» What is asked: Every record below should be written out exactly; pictures stay out.

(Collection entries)

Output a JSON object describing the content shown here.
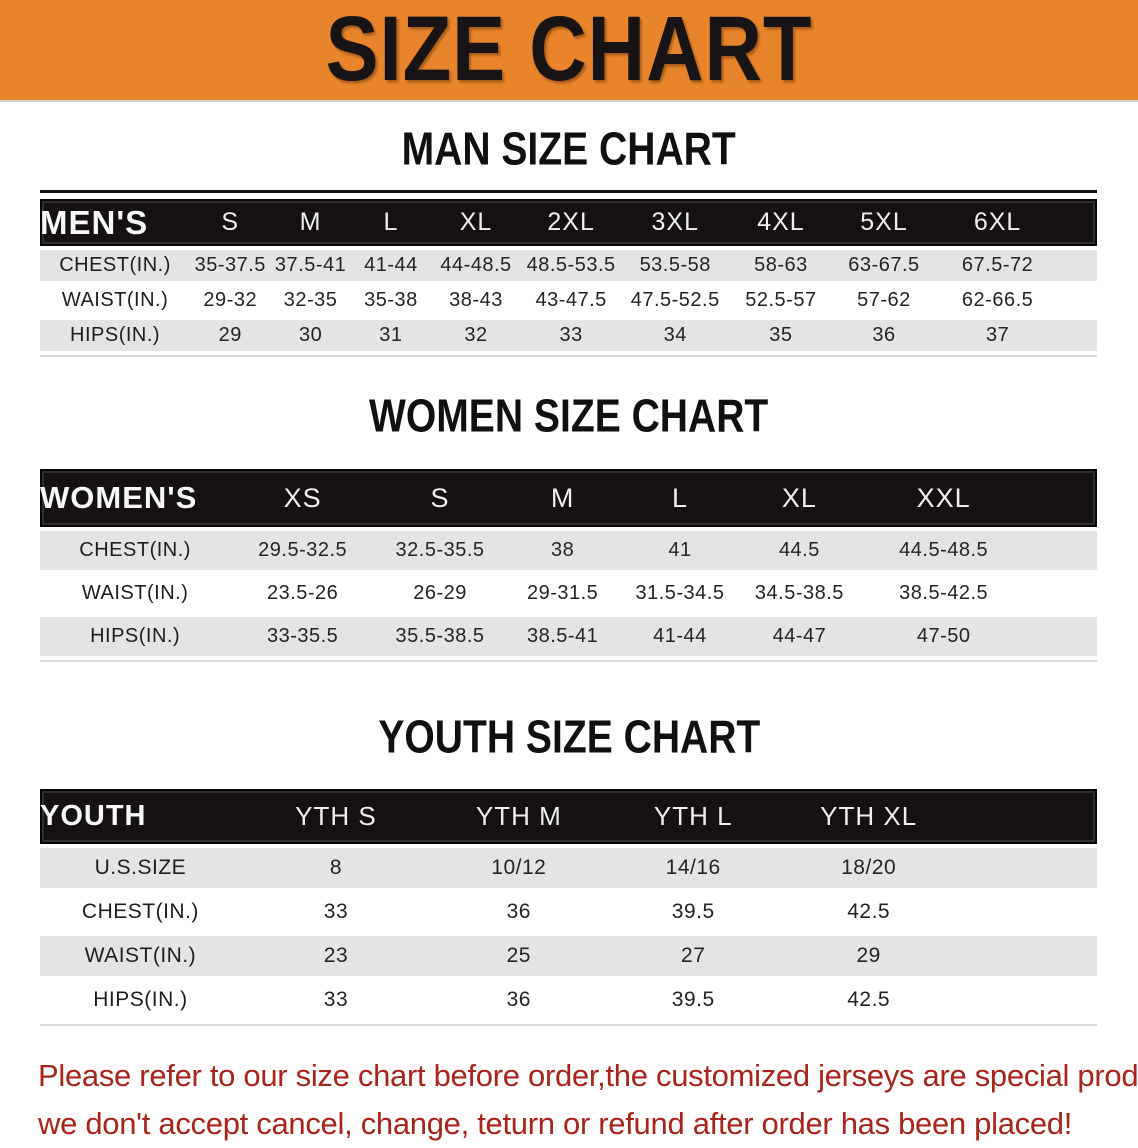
{
  "banner": {
    "title": "SIZE CHART",
    "bg_color": "#E8842B"
  },
  "sections": [
    {
      "title": "MAN SIZE CHART",
      "table": {
        "header_label": "MEN'S",
        "sizes": [
          "S",
          "M",
          "L",
          "XL",
          "2XL",
          "3XL",
          "4XL",
          "5XL",
          "6XL"
        ],
        "rows": [
          {
            "label": "CHEST(IN.)",
            "values": [
              "35-37.5",
              "37.5-41",
              "41-44",
              "44-48.5",
              "48.5-53.5",
              "53.5-58",
              "58-63",
              "63-67.5",
              "67.5-72"
            ]
          },
          {
            "label": "WAIST(IN.)",
            "values": [
              "29-32",
              "32-35",
              "35-38",
              "38-43",
              "43-47.5",
              "47.5-52.5",
              "52.5-57",
              "57-62",
              "62-66.5"
            ]
          },
          {
            "label": "HIPS(IN.)",
            "values": [
              "29",
              "30",
              "31",
              "32",
              "33",
              "34",
              "35",
              "36",
              "37"
            ]
          }
        ]
      }
    },
    {
      "title": "WOMEN SIZE CHART",
      "table": {
        "header_label": "WOMEN'S",
        "sizes": [
          "XS",
          "S",
          "M",
          "L",
          "XL",
          "XXL"
        ],
        "rows": [
          {
            "label": "CHEST(IN.)",
            "values": [
              "29.5-32.5",
              "32.5-35.5",
              "38",
              "41",
              "44.5",
              "44.5-48.5"
            ]
          },
          {
            "label": "WAIST(IN.)",
            "values": [
              "23.5-26",
              "26-29",
              "29-31.5",
              "31.5-34.5",
              "34.5-38.5",
              "38.5-42.5"
            ]
          },
          {
            "label": "HIPS(IN.)",
            "values": [
              "33-35.5",
              "35.5-38.5",
              "38.5-41",
              "41-44",
              "44-47",
              "47-50"
            ]
          }
        ]
      }
    },
    {
      "title": "YOUTH SIZE CHART",
      "table": {
        "header_label": "YOUTH",
        "sizes": [
          "YTH S",
          "YTH M",
          "YTH L",
          "YTH XL"
        ],
        "rows": [
          {
            "label": "U.S.SIZE",
            "values": [
              "8",
              "10/12",
              "14/16",
              "18/20"
            ]
          },
          {
            "label": "CHEST(IN.)",
            "values": [
              "33",
              "36",
              "39.5",
              "42.5"
            ]
          },
          {
            "label": "WAIST(IN.)",
            "values": [
              "23",
              "25",
              "27",
              "29"
            ]
          },
          {
            "label": "HIPS(IN.)",
            "values": [
              "33",
              "36",
              "39.5",
              "42.5"
            ]
          }
        ]
      }
    }
  ],
  "footer": {
    "line1": "Please refer to our size chart before order,the customized jerseys are special products,",
    "line2": "we don't accept cancel, change, teturn or refund after order has been placed!",
    "text_color": "#A8251D"
  },
  "colors": {
    "header_bar": "#151011",
    "row_shade": "#E2E4E5",
    "banner_orange": "#E8842B"
  }
}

» Full solution:
Output a JSON object describing the content shown here.
{
  "banner": {
    "title": "SIZE CHART",
    "bg_color": "#E8842B"
  },
  "sections": [
    {
      "title": "MAN SIZE CHART",
      "table": {
        "header_label": "MEN'S",
        "sizes": [
          "S",
          "M",
          "L",
          "XL",
          "2XL",
          "3XL",
          "4XL",
          "5XL",
          "6XL"
        ],
        "rows": [
          {
            "label": "CHEST(IN.)",
            "values": [
              "35-37.5",
              "37.5-41",
              "41-44",
              "44-48.5",
              "48.5-53.5",
              "53.5-58",
              "58-63",
              "63-67.5",
              "67.5-72"
            ]
          },
          {
            "label": "WAIST(IN.)",
            "values": [
              "29-32",
              "32-35",
              "35-38",
              "38-43",
              "43-47.5",
              "47.5-52.5",
              "52.5-57",
              "57-62",
              "62-66.5"
            ]
          },
          {
            "label": "HIPS(IN.)",
            "values": [
              "29",
              "30",
              "31",
              "32",
              "33",
              "34",
              "35",
              "36",
              "37"
            ]
          }
        ]
      }
    },
    {
      "title": "WOMEN SIZE CHART",
      "table": {
        "header_label": "WOMEN'S",
        "sizes": [
          "XS",
          "S",
          "M",
          "L",
          "XL",
          "XXL"
        ],
        "rows": [
          {
            "label": "CHEST(IN.)",
            "values": [
              "29.5-32.5",
              "32.5-35.5",
              "38",
              "41",
              "44.5",
              "44.5-48.5"
            ]
          },
          {
            "label": "WAIST(IN.)",
            "values": [
              "23.5-26",
              "26-29",
              "29-31.5",
              "31.5-34.5",
              "34.5-38.5",
              "38.5-42.5"
            ]
          },
          {
            "label": "HIPS(IN.)",
            "values": [
              "33-35.5",
              "35.5-38.5",
              "38.5-41",
              "41-44",
              "44-47",
              "47-50"
            ]
          }
        ]
      }
    },
    {
      "title": "YOUTH SIZE CHART",
      "table": {
        "header_label": "YOUTH",
        "sizes": [
          "YTH S",
          "YTH M",
          "YTH L",
          "YTH XL"
        ],
        "rows": [
          {
            "label": "U.S.SIZE",
            "values": [
              "8",
              "10/12",
              "14/16",
              "18/20"
            ]
          },
          {
            "label": "CHEST(IN.)",
            "values": [
              "33",
              "36",
              "39.5",
              "42.5"
            ]
          },
          {
            "label": "WAIST(IN.)",
            "values": [
              "23",
              "25",
              "27",
              "29"
            ]
          },
          {
            "label": "HIPS(IN.)",
            "values": [
              "33",
              "36",
              "39.5",
              "42.5"
            ]
          }
        ]
      }
    }
  ],
  "footer": {
    "line1": "Please refer to our size chart before order,the customized jerseys are special products,",
    "line2": "we don't accept cancel, change, teturn or refund after order has been placed!",
    "text_color": "#A8251D"
  },
  "colors": {
    "header_bar": "#151011",
    "row_shade": "#E2E4E5",
    "banner_orange": "#E8842B"
  }
}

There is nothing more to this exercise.